• PAGE EXTRACT:
All floors get dirty. “Dirty floors become slippery”, says American Harlequin Marketing Manager, Claire Londress, who advises mopping with a neutral pH cleaner every week, and then going over the area again with water to pick up any residue. Dust, dirt, sweat, shoe marks, food, drinks, and even chewing gum are the prime offenders. The more the floor is used, the more it needs to be cleaned. Both vinyl and timber floors need proper upkeep or can create problems. Before trying any new cleaning products or techniques, check with your manufacturer. And above all: “When you’re cleaning, make sure the area is well ventilated for your own safety,” says Londress. “I know it’s common sense, but I can’t say it enough! ”

As a minimum program, your dance floor should be swept and dry mopped at least 3 times a week

What’s Good for Wood

 

“Dirt acts like sandpaper on a wood floor,” says Ed O’Mara, president of O’Mara Sprung Floors. “The dirtier the floor, the quicker the finish wears off.” He recommends sweeping wood floors with a wide dust broom on a daily basis. For more advanced cleaning, O’Mara suggests mixing a cleanser like I .F .T (Intensive Floor Treatment) with water in a spray bottle, spraying a section, mopping it with a damp dust mop, and then drying the area with a broom that has been wrapped in a terry-cloth towel. “Keep flipping the towel over and pushing it over the floor until it comes up clean,” he says, then air dry. Certain cleansers can harm wood floors.

“The bottom line for a wood floor is that you don’t want to use anything with ammonia or abrasives because it can ruin the finish,” says Franklin. Spot cleaning is essential to keeping your wood floor in shape. As with vinyl, most marks can be scrubbed away by hand with a standard cleanser. But, O’Mara says, you can also get many rubber-based spots off simply by rubbing them with a tennis ball.

Randy Swartz from Dance Affiliates comments: ”There are four things that make your floor dirty. They are foreign organic materials such as dust and dirt, body oil from perspiration, scuff and dry marks from shoes, and aluminium compound residue from tap shoes. Water by itself may remove the dirt but will only spread the oil throughout the floor, which is not good.” Swartz says studio owners must be particularly diligent about getting rosin off their floors. “Wood is a porous substance and rosin is essentially pine tar,” he says. “Over time, rosin migrates into the wood and hardens, making it slippery.”

STM Studio Supplies carries dance floor specific cleaners including the Rosco AllPurpose Cleaner, Versadet and the Stagestep Pro Clean X. The regularity of their use is up to you and a function of how much traffic your floor is getting. An ideal regime would be daily sweeping, dry mop, then water and detergent, with a rinse weekly. If this is not the case and over time an accumulation of scuff and dye marks may be simply too unsightly, then you may use a stripper and red pad on an orbital floor polisher. This, however, will leave your floor dull and if you prefer a slight sheen, then it will be necessary to refinish it. You may, if you wish, at this time re-colour it using Slip Nomor Color. This innovative floor finish allows you to renew the floor and maintain the same non-slip and other performance attributes required for your specific activities. Be very wary about the stripping process, as it may not suit your particular vinyl. An attempt at stripping a Rosco Adagio floor recently in Australia left it like an ice rink!

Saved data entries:
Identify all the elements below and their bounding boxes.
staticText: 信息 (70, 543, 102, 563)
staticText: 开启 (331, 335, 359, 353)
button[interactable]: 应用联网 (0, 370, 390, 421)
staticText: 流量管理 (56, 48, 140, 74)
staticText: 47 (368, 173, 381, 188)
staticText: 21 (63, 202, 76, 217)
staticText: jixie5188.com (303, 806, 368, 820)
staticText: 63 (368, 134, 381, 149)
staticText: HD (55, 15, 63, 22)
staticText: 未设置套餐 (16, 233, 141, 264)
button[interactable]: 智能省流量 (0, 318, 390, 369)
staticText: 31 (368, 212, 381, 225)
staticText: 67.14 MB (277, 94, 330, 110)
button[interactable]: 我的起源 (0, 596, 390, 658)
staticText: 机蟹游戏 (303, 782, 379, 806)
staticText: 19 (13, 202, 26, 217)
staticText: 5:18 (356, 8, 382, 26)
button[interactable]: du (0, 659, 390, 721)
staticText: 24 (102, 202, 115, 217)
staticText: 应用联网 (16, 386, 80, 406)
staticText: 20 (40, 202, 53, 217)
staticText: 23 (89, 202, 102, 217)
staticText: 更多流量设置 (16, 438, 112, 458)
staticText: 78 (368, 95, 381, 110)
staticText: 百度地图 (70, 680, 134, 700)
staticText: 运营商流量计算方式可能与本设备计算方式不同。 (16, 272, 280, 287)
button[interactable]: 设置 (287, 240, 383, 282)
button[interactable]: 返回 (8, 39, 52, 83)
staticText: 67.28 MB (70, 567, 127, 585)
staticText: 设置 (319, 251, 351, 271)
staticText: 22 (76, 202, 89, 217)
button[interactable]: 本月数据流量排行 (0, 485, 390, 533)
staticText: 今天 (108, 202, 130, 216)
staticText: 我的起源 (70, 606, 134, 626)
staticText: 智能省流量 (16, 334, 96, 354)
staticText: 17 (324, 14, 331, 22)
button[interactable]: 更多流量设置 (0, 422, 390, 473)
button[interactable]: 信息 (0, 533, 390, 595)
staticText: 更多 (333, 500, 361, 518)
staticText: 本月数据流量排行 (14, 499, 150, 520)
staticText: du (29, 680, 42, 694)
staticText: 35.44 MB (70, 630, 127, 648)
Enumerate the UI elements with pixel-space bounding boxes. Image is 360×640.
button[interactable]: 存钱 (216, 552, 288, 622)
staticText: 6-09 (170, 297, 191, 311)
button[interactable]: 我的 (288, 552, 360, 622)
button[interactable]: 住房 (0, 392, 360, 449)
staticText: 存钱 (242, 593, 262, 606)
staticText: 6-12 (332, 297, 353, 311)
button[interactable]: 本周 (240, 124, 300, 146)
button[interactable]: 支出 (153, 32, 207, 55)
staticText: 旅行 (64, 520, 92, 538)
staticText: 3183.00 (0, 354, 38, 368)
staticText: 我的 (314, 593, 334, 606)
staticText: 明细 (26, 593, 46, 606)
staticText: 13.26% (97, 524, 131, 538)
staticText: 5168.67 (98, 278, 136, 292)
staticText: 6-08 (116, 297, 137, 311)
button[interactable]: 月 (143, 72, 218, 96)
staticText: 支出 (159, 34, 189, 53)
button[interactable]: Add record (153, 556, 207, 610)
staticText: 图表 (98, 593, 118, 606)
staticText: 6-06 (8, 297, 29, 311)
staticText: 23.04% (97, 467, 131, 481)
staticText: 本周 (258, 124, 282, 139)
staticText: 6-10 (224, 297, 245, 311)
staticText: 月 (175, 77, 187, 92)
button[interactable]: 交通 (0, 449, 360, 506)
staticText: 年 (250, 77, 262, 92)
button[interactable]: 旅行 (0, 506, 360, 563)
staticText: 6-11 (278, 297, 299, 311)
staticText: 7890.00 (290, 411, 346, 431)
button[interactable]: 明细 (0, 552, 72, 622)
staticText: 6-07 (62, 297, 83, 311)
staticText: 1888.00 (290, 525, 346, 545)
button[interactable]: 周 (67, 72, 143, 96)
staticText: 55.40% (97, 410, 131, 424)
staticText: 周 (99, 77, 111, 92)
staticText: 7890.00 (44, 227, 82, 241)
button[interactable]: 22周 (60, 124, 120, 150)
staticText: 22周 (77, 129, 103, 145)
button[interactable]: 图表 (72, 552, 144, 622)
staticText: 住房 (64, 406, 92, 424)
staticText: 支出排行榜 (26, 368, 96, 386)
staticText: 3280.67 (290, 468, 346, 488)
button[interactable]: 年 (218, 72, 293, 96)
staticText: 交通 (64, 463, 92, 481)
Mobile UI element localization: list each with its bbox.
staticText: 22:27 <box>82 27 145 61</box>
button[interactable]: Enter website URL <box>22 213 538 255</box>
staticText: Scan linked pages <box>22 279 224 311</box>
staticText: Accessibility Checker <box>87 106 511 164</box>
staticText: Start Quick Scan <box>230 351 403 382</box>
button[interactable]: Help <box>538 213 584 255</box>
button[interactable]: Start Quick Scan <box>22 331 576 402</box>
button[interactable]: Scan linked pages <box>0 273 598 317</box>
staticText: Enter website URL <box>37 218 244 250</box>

• YOUR GOAL:
Reproduce, word for word, the part of the dance floor cleaning text above starting at "What’s Good for" and ending at "harm wood floors.".

• RESPONSE TO THIS TASK:
What’s Good for Wood

 

“Dirt acts like sandpaper on a wood floor,” says Ed O’Mara, president of O’Mara Sprung Floors. “The dirtier the floor, the quicker the finish wears off.” He recommends sweeping wood floors with a wide dust broom on a daily basis. For more advanced cleaning, O’Mara suggests mixing a cleanser like I .F .T (Intensive Floor Treatment) with water in a spray bottle, spraying a section, mopping it with a damp dust mop, and then drying the area with a broom that has been wrapped in a terry-cloth towel. “Keep flipping the towel over and pushing it over the floor until it comes up clean,” he says, then air dry. Certain cleansers can harm wood floors.